Excerpted data —
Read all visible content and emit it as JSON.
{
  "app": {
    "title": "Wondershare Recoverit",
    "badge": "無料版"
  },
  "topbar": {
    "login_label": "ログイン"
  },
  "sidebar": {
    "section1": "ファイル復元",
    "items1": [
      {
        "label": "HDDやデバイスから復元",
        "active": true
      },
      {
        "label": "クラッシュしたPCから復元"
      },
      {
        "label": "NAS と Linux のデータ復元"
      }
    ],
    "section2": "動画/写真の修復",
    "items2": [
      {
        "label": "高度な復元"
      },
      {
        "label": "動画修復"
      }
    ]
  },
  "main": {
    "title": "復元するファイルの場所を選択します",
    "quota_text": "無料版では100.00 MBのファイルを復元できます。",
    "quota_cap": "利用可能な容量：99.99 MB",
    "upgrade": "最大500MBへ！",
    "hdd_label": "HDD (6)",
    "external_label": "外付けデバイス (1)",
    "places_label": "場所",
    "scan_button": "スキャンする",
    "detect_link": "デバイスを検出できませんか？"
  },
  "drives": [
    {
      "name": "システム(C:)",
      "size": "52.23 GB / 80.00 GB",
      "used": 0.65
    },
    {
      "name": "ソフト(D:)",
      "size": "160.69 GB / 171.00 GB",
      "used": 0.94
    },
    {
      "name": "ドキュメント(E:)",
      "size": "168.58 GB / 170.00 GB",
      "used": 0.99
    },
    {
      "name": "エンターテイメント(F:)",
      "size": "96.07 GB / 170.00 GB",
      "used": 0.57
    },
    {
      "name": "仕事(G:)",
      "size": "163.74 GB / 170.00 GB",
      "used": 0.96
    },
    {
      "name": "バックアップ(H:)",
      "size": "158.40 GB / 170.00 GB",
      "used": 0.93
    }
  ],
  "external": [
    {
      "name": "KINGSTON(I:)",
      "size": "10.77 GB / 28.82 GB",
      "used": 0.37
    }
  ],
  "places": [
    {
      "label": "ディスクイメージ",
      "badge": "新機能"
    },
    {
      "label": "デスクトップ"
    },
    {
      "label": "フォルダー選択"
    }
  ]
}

Your task —
Show every line from the entries above in which the word "title" appears.

Task result —
    "title": "Wondershare Recoverit",
    "title": "復元するファイルの場所を選択します",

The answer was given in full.